WHAT IS ASKED
Make a verbatim copy of the entries below; pictures stay out.

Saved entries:
════
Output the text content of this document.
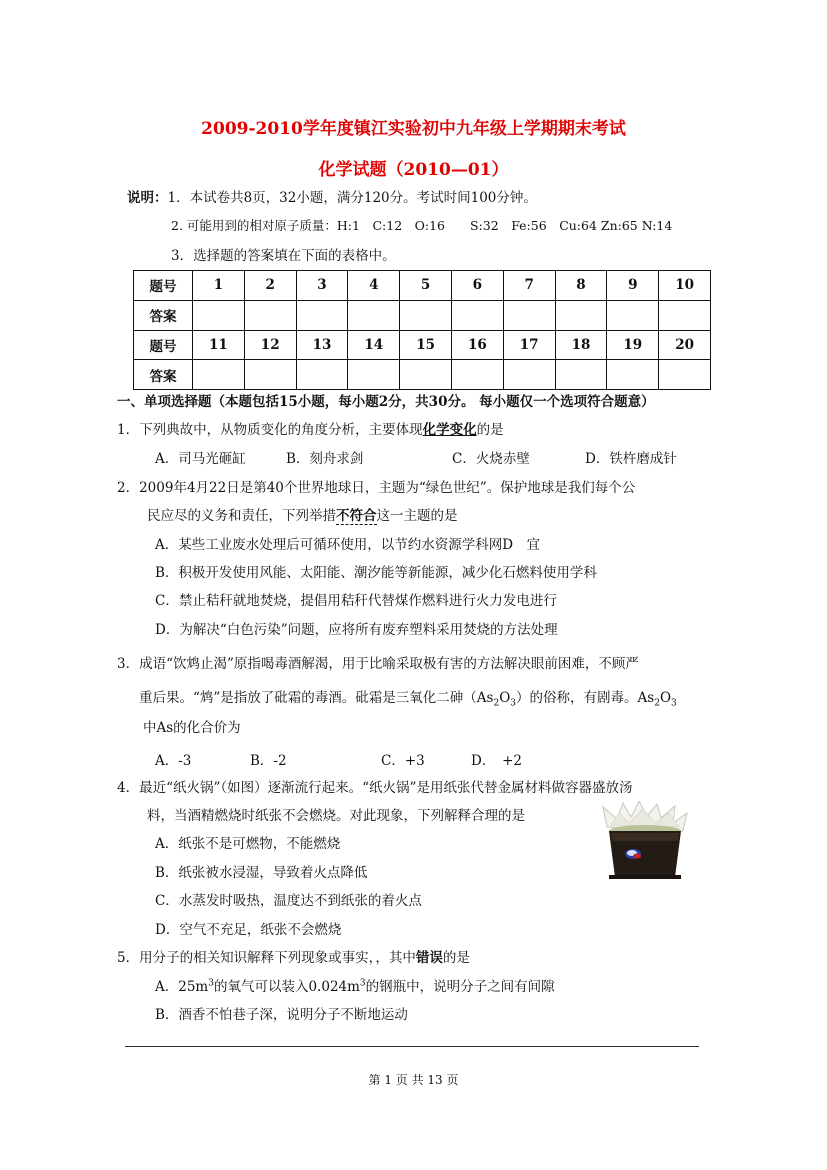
2009-2010学年度镇江实验初中九年级上学期期末考试
化学试题（2010—01）
说明：1．本试卷共8页，32小题，满分120分。考试时间100分钟。
2. 可能用到的相对原子质量：H:1　C:12　O:16　　S:32　Fe:56　Cu:64 Zn:65 N:14
3．选择题的答案填在下面的表格中。
题号	1	2	3	4	5	6	7	8	9	10
答案										
题号	11	12	13	14	15	16	17	18	19	20
答案										
一、单项选择题（本题包括15小题，每小题2分，共30分。 每小题仅一个选项符合题意）
1．下列典故中，从物质变化的角度分析，主要体现化学变化的是
A．司马光砸缸	B．刻舟求剑	C．火烧赤壁	D．铁杵磨成针
2．2009年4月22日是第40个世界地球日，主题为“绿色世纪”。保护地球是我们每个公
民应尽的义务和责任，下列举措不符合这一主题的是
A．某些工业废水处理后可循环使用，以节约水资源学科网D　宜
B．积极开发使用风能、太阳能、潮汐能等新能源，减少化石燃料使用学科
C．禁止秸秆就地焚烧，提倡用秸秆代替煤作燃料进行火力发电进行
D．为解决“白色污染”问题，应将所有废弃塑料采用焚烧的方法处理
3．成语“饮鸩止渴”原指喝毒酒解渴，用于比喻采取极有害的方法解决眼前困难，不顾严
重后果。“鸩”是指放了砒霜的毒酒。砒霜是三氧化二砷$(As_2O_3)$的俗称，有剧毒。$As_2O_3$
中As的化合价为
A．-3	B．-2	C．+3	D．　+2
4．最近“纸火锅”（如图）逐渐流行起来。“纸火锅”是用纸张代替金属材料做容器盛放汤
料，当酒精燃烧时纸张不会燃烧。对此现象，下列解释合理的是
A．纸张不是可燃物，不能燃烧
B．纸张被水浸湿，导致着火点降低
C．水蒸发时吸热，温度达不到纸张的着火点
D．空气不充足，纸张不会燃烧
5．用分子的相关知识解释下列现象或事实，，其中错误的是
A．$25m^3$的氧气可以装入$0.024m^3$的钢瓶中，说明分子之间有间隙
B．酒香不怕巷子深，说明分子不断地运动
第 1 页 共 13 页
════
COMPLETED TASK
Output the text content of this document.
2009-2010学年度镇江实验初中九年级上学期期末考试
化学试题（2010—01）
说明：1．本试卷共8页，32小题，满分120分。考试时间100分钟。
2. 可能用到的相对原子质量：H:1　C:12　O:16　　S:32　Fe:56　Cu:64 Zn:65 N:14
3．选择题的答案填在下面的表格中。
题号	1	2	3	4	5	6	7	8	9	10
答案										
题号	11	12	13	14	15	16	17	18	19	20
答案										
一、单项选择题（本题包括15小题，每小题2分，共30分。 每小题仅一个选项符合题意）
1．下列典故中，从物质变化的角度分析，主要体现化学变化的是
A．司马光砸缸	B．刻舟求剑	C．火烧赤壁	D．铁杵磨成针
2．2009年4月22日是第40个世界地球日，主题为“绿色世纪”。保护地球是我们每个公
民应尽的义务和责任，下列举措不符合这一主题的是
A．某些工业废水处理后可循环使用，以节约水资源学科网D　宜
B．积极开发使用风能、太阳能、潮汐能等新能源，减少化石燃料使用学科
C．禁止秸秆就地焚烧，提倡用秸秆代替煤作燃料进行火力发电进行
D．为解决“白色污染”问题，应将所有废弃塑料采用焚烧的方法处理
3．成语“饮鸩止渴”原指喝毒酒解渴，用于比喻采取极有害的方法解决眼前困难，不顾严
重后果。“鸩”是指放了砒霜的毒酒。砒霜是三氧化二砷$(As_2O_3)$的俗称，有剧毒。$As_2O_3$
中As的化合价为
A．-3	B．-2	C．+3	D．　+2
4．最近“纸火锅”（如图）逐渐流行起来。“纸火锅”是用纸张代替金属材料做容器盛放汤
料，当酒精燃烧时纸张不会燃烧。对此现象，下列解释合理的是
A．纸张不是可燃物，不能燃烧
B．纸张被水浸湿，导致着火点降低
C．水蒸发时吸热，温度达不到纸张的着火点
D．空气不充足，纸张不会燃烧
5．用分子的相关知识解释下列现象或事实，，其中错误的是
A．$25m^3$的氧气可以装入$0.024m^3$的钢瓶中，说明分子之间有间隙
B．酒香不怕巷子深，说明分子不断地运动
第 1 页 共 13 页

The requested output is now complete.